Directions:
Say how many lines include the word "表现了作者". Reply with nothing but the number.

Provided material:
** START **
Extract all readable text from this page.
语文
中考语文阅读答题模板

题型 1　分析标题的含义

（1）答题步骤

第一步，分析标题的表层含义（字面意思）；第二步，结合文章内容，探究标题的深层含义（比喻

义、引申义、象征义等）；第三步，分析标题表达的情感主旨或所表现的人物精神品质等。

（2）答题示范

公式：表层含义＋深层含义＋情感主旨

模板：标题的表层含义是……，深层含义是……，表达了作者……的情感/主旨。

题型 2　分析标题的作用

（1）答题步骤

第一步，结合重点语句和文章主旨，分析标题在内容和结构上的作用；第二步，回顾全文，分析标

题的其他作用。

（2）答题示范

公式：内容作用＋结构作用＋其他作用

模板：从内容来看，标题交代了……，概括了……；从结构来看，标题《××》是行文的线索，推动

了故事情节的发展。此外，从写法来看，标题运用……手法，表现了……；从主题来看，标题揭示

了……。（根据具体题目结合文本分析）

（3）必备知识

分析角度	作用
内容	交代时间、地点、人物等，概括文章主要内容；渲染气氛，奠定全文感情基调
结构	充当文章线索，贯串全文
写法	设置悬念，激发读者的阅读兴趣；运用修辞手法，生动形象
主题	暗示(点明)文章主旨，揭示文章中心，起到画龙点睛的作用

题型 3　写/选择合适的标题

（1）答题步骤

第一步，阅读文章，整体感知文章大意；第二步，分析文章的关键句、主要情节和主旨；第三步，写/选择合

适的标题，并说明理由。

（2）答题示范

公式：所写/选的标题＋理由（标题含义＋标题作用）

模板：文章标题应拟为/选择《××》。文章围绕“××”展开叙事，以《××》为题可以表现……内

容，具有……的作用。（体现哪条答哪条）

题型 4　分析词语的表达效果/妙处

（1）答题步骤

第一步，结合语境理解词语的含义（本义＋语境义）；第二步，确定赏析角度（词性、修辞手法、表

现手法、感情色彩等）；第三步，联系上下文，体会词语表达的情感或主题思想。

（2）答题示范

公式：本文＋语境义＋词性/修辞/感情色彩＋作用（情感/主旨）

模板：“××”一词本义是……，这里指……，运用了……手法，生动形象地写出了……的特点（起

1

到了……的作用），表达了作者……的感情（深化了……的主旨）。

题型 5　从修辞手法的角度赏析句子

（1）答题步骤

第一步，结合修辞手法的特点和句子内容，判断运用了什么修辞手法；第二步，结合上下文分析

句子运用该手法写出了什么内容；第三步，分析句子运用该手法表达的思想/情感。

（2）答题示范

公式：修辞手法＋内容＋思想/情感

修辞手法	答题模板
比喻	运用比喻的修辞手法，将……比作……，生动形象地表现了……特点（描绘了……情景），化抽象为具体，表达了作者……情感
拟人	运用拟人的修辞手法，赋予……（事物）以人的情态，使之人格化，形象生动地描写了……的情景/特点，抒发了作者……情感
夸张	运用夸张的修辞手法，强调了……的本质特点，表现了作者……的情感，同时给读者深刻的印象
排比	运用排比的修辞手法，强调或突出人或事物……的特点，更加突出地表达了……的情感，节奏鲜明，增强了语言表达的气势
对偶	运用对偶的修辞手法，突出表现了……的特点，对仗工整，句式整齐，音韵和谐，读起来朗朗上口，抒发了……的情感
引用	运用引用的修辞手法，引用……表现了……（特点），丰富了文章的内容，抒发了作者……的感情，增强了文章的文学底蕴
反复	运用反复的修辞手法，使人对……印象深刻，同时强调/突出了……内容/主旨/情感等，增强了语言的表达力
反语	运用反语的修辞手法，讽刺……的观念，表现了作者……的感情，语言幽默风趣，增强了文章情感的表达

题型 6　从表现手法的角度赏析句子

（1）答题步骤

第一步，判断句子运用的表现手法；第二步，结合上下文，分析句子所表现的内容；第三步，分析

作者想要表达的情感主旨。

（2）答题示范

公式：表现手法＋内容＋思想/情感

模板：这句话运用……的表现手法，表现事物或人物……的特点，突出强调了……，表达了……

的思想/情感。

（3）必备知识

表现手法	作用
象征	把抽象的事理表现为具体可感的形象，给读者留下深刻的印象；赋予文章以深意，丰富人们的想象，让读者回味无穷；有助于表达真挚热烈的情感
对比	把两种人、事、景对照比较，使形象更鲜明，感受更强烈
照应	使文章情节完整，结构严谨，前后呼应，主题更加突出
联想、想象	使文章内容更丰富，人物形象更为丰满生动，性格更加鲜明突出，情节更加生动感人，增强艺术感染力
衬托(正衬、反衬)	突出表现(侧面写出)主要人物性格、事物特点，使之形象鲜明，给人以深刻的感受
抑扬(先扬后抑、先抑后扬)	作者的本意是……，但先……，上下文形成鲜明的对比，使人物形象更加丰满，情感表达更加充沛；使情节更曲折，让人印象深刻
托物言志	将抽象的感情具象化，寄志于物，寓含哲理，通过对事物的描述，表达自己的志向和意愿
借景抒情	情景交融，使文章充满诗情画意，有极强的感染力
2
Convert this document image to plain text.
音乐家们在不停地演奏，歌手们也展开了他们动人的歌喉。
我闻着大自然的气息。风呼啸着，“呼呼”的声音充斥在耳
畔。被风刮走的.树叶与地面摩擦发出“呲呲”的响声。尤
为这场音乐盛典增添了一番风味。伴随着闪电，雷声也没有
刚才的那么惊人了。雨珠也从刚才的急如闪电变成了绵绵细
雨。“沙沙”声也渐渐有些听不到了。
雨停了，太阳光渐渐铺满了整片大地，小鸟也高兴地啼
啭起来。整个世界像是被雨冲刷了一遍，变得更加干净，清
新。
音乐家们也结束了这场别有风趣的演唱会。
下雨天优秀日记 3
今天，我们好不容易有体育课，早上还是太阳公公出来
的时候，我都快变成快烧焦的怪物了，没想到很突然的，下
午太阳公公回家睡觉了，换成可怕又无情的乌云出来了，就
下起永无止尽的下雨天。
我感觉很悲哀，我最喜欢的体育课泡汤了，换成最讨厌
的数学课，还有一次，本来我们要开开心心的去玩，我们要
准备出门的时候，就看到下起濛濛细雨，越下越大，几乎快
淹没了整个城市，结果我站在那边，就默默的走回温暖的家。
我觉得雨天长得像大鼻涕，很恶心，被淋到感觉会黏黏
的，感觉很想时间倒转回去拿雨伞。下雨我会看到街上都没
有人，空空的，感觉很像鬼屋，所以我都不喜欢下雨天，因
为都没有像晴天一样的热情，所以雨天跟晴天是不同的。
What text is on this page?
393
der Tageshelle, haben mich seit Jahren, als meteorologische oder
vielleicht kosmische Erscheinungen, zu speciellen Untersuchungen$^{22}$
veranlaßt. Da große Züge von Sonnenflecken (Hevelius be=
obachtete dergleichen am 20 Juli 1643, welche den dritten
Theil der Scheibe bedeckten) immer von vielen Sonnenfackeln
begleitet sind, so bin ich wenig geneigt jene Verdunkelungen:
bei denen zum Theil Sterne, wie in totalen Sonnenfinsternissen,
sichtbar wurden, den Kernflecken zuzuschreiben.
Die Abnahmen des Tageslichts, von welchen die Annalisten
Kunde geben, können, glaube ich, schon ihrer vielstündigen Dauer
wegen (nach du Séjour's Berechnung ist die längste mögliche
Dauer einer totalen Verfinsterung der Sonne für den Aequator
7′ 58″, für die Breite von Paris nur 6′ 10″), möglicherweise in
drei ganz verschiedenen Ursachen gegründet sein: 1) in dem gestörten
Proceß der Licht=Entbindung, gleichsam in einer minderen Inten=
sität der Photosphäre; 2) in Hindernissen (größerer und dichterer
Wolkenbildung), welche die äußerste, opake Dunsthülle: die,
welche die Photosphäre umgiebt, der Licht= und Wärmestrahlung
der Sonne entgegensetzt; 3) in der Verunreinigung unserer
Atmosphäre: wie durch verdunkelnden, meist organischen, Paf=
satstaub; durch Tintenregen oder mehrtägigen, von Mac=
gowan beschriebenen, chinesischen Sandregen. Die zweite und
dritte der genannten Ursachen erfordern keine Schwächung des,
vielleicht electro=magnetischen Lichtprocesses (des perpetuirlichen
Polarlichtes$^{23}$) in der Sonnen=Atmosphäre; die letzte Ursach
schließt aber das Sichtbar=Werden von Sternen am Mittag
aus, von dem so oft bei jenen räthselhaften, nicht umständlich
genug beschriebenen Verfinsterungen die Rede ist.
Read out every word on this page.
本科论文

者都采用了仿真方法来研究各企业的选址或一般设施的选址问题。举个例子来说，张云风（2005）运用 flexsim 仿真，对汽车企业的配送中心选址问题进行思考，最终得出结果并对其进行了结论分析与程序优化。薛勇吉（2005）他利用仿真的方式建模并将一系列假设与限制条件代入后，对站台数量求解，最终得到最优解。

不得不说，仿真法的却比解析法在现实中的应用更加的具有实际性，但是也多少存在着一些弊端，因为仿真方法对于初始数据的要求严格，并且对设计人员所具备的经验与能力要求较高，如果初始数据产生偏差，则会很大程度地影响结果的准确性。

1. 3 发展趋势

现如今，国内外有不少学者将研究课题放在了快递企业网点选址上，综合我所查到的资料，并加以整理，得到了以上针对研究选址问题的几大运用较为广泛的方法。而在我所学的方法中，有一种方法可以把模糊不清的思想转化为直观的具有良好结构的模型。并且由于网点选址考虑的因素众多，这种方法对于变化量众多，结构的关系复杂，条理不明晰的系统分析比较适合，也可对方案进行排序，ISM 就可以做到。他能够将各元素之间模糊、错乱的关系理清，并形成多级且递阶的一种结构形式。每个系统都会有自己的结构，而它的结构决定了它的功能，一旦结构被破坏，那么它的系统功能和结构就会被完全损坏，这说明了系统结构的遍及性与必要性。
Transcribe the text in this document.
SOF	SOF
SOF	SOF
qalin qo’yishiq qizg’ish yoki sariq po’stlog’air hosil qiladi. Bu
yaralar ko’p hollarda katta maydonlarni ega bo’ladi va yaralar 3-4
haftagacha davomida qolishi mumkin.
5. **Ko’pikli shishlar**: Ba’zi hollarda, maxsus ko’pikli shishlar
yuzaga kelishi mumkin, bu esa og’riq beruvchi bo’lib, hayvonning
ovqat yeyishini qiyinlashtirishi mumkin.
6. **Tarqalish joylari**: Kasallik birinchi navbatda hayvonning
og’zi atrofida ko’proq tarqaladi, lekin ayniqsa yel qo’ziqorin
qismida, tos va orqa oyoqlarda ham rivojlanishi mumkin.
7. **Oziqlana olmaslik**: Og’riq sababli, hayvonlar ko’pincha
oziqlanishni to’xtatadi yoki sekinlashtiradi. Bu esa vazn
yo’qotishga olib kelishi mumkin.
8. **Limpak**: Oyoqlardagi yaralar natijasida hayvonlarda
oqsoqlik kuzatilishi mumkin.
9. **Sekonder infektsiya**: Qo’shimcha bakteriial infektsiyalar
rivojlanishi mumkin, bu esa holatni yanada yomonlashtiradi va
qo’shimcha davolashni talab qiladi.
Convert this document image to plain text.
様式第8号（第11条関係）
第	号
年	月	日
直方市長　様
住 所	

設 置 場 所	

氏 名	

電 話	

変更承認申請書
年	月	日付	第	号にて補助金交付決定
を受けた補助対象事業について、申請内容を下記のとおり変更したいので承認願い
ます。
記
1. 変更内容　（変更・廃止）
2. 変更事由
** END **
Output for this exercise:
2